§ **TASK MATERIAL**
********************

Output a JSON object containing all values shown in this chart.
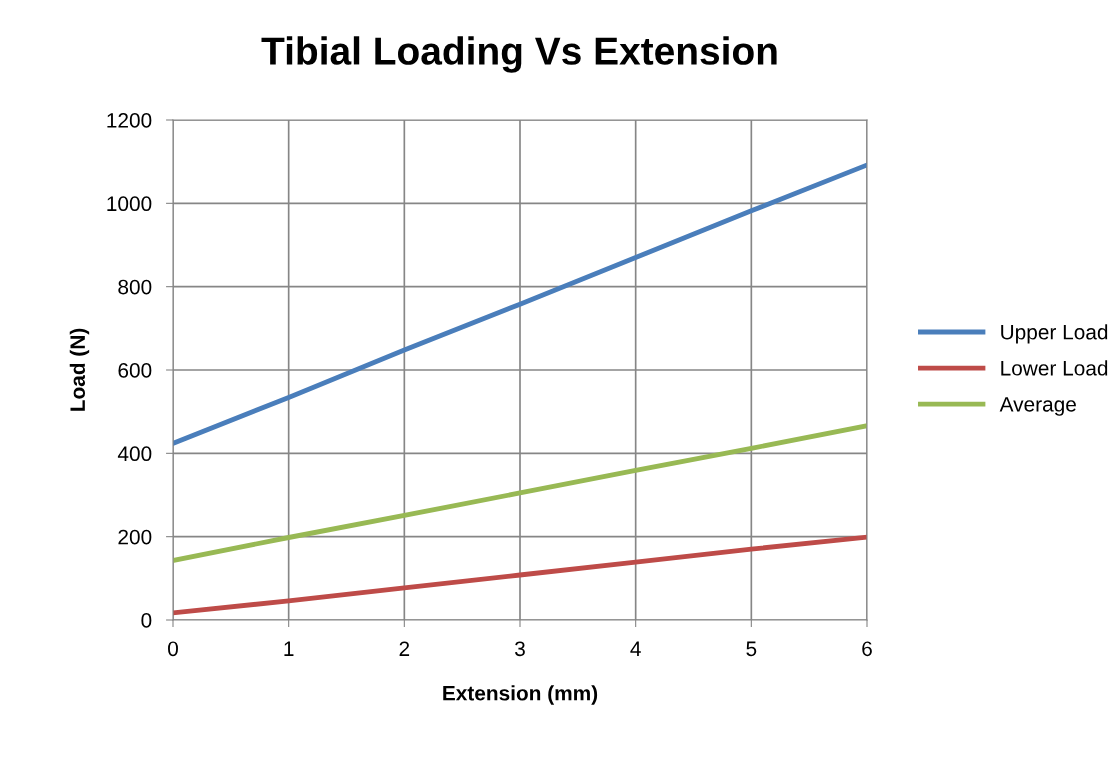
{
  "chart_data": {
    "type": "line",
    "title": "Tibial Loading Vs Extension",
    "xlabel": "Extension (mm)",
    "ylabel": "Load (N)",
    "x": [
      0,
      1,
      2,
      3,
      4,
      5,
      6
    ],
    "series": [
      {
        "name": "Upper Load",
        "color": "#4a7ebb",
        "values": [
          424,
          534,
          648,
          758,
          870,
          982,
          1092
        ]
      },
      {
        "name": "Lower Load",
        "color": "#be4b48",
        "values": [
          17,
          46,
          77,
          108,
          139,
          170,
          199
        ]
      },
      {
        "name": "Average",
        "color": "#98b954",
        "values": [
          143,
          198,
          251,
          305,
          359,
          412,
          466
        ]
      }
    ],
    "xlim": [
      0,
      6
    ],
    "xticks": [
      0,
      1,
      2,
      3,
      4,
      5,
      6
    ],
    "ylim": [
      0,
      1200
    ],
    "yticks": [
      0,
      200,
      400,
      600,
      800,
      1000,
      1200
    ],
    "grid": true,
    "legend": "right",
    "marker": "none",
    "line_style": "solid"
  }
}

********************

Transcribe every entry above exactly. Omit all pictures.

§ **EXERCISE RESULT**
Output a JSON object containing all values shown in this chart.
{
  "chart_data": {
    "type": "line",
    "title": "Tibial Loading Vs Extension",
    "xlabel": "Extension (mm)",
    "ylabel": "Load (N)",
    "x": [
      0,
      1,
      2,
      3,
      4,
      5,
      6
    ],
    "series": [
      {
        "name": "Upper Load",
        "color": "#4a7ebb",
        "values": [
          424,
          534,
          648,
          758,
          870,
          982,
          1092
        ]
      },
      {
        "name": "Lower Load",
        "color": "#be4b48",
        "values": [
          17,
          46,
          77,
          108,
          139,
          170,
          199
        ]
      },
      {
        "name": "Average",
        "color": "#98b954",
        "values": [
          143,
          198,
          251,
          305,
          359,
          412,
          466
        ]
      }
    ],
    "xlim": [
      0,
      6
    ],
    "xticks": [
      0,
      1,
      2,
      3,
      4,
      5,
      6
    ],
    "ylim": [
      0,
      1200
    ],
    "yticks": [
      0,
      200,
      400,
      600,
      800,
      1000,
      1200
    ],
    "grid": true,
    "legend": "right",
    "marker": "none",
    "line_style": "solid"
  }
}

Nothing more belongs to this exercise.